Your task is to repeat the entries word for word while leaving out the pictures.
------------------------------------
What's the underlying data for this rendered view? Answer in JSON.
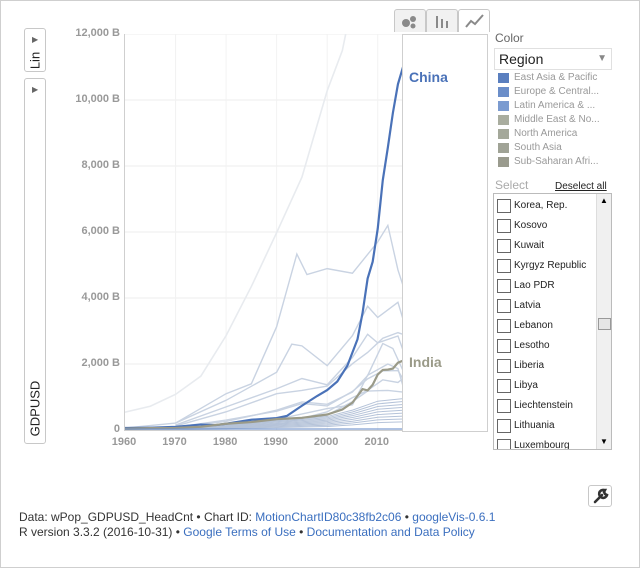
{
  "controls": {
    "scale_label": "Lin",
    "y_variable": "GDPUSD",
    "chart_types": [
      "bubble-chart-icon",
      "bar-chart-icon",
      "line-chart-icon"
    ]
  },
  "chart_data": {
    "type": "line",
    "xlim": [
      1960,
      2015
    ],
    "ylim": [
      0,
      12000
    ],
    "x_ticks": [
      "1960",
      "1970",
      "1980",
      "1990",
      "2000",
      "2010"
    ],
    "y_ticks": [
      "0",
      "2,000 B",
      "4,000 B",
      "6,000 B",
      "8,000 B",
      "10,000 B",
      "12,000 B"
    ],
    "grid": true,
    "highlighted": [
      {
        "name": "China",
        "color": "#4a72b8",
        "x": [
          1960,
          1965,
          1970,
          1975,
          1978,
          1980,
          1985,
          1990,
          1992,
          1995,
          1998,
          2000,
          2002,
          2004,
          2006,
          2007,
          2008,
          2009,
          2010,
          2011,
          2012,
          2013,
          2014,
          2015
        ],
        "y": [
          60,
          70,
          95,
          165,
          150,
          190,
          310,
          360,
          425,
          735,
          1030,
          1210,
          1470,
          1950,
          2750,
          3550,
          4590,
          5100,
          6100,
          7570,
          8560,
          9610,
          10480,
          11000
        ]
      },
      {
        "name": "India",
        "color": "#9a9a88",
        "x": [
          1960,
          1965,
          1970,
          1975,
          1980,
          1985,
          1990,
          1995,
          2000,
          2003,
          2005,
          2007,
          2008,
          2009,
          2010,
          2011,
          2012,
          2013,
          2014,
          2015
        ],
        "y": [
          37,
          59,
          62,
          98,
          190,
          240,
          330,
          370,
          470,
          620,
          830,
          1240,
          1200,
          1370,
          1680,
          1820,
          1830,
          1860,
          2040,
          2100
        ]
      }
    ]
  },
  "color_panel": {
    "title": "Color",
    "selected": "Region",
    "legend": [
      {
        "label": "East Asia & Pacific",
        "color": "#5a7fbf"
      },
      {
        "label": "Europe & Central...",
        "color": "#6b8ec9"
      },
      {
        "label": "Latin America & ...",
        "color": "#7b9bd0"
      },
      {
        "label": "Middle East & No...",
        "color": "#a9ad9f"
      },
      {
        "label": "North America",
        "color": "#a4a89a"
      },
      {
        "label": "South Asia",
        "color": "#a0a396"
      },
      {
        "label": "Sub-Saharan Afri...",
        "color": "#9a9b8e"
      }
    ]
  },
  "select_panel": {
    "title": "Select",
    "deselect_label": "Deselect all",
    "items": [
      "Korea, Rep.",
      "Kosovo",
      "Kuwait",
      "Kyrgyz Republic",
      "Lao PDR",
      "Latvia",
      "Lebanon",
      "Lesotho",
      "Liberia",
      "Libya",
      "Liechtenstein",
      "Lithuania",
      "Luxembourg"
    ]
  },
  "footer": {
    "line1_prefix": "Data: wPop_GDPUSD_HeadCnt • Chart ID: ",
    "chart_id": "MotionChartID80c38fb2c06",
    "sep1": " • ",
    "version": "googleVis-0.6.1",
    "line2_prefix": "R version 3.3.2 (2016-10-31) • ",
    "terms": "Google Terms of Use",
    "sep2": " • ",
    "policy": "Documentation and Data Policy"
  }
}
------------------------------------
Written solution:
What's the underlying data for this rendered view? Answer in JSON.
{
  "controls": {
    "scale_label": "Lin",
    "y_variable": "GDPUSD",
    "chart_types": [
      "bubble-chart-icon",
      "bar-chart-icon",
      "line-chart-icon"
    ]
  },
  "chart_data": {
    "type": "line",
    "xlim": [
      1960,
      2015
    ],
    "ylim": [
      0,
      12000
    ],
    "x_ticks": [
      "1960",
      "1970",
      "1980",
      "1990",
      "2000",
      "2010"
    ],
    "y_ticks": [
      "0",
      "2,000 B",
      "4,000 B",
      "6,000 B",
      "8,000 B",
      "10,000 B",
      "12,000 B"
    ],
    "grid": true,
    "highlighted": [
      {
        "name": "China",
        "color": "#4a72b8",
        "x": [
          1960,
          1965,
          1970,
          1975,
          1978,
          1980,
          1985,
          1990,
          1992,
          1995,
          1998,
          2000,
          2002,
          2004,
          2006,
          2007,
          2008,
          2009,
          2010,
          2011,
          2012,
          2013,
          2014,
          2015
        ],
        "y": [
          60,
          70,
          95,
          165,
          150,
          190,
          310,
          360,
          425,
          735,
          1030,
          1210,
          1470,
          1950,
          2750,
          3550,
          4590,
          5100,
          6100,
          7570,
          8560,
          9610,
          10480,
          11000
        ]
      },
      {
        "name": "India",
        "color": "#9a9a88",
        "x": [
          1960,
          1965,
          1970,
          1975,
          1980,
          1985,
          1990,
          1995,
          2000,
          2003,
          2005,
          2007,
          2008,
          2009,
          2010,
          2011,
          2012,
          2013,
          2014,
          2015
        ],
        "y": [
          37,
          59,
          62,
          98,
          190,
          240,
          330,
          370,
          470,
          620,
          830,
          1240,
          1200,
          1370,
          1680,
          1820,
          1830,
          1860,
          2040,
          2100
        ]
      }
    ]
  },
  "color_panel": {
    "title": "Color",
    "selected": "Region",
    "legend": [
      {
        "label": "East Asia & Pacific",
        "color": "#5a7fbf"
      },
      {
        "label": "Europe & Central...",
        "color": "#6b8ec9"
      },
      {
        "label": "Latin America & ...",
        "color": "#7b9bd0"
      },
      {
        "label": "Middle East & No...",
        "color": "#a9ad9f"
      },
      {
        "label": "North America",
        "color": "#a4a89a"
      },
      {
        "label": "South Asia",
        "color": "#a0a396"
      },
      {
        "label": "Sub-Saharan Afri...",
        "color": "#9a9b8e"
      }
    ]
  },
  "select_panel": {
    "title": "Select",
    "deselect_label": "Deselect all",
    "items": [
      "Korea, Rep.",
      "Kosovo",
      "Kuwait",
      "Kyrgyz Republic",
      "Lao PDR",
      "Latvia",
      "Lebanon",
      "Lesotho",
      "Liberia",
      "Libya",
      "Liechtenstein",
      "Lithuania",
      "Luxembourg"
    ]
  },
  "footer": {
    "line1_prefix": "Data: wPop_GDPUSD_HeadCnt • Chart ID: ",
    "chart_id": "MotionChartID80c38fb2c06",
    "sep1": " • ",
    "version": "googleVis-0.6.1",
    "line2_prefix": "R version 3.3.2 (2016-10-31) • ",
    "terms": "Google Terms of Use",
    "sep2": " • ",
    "policy": "Documentation and Data Policy"
  }
}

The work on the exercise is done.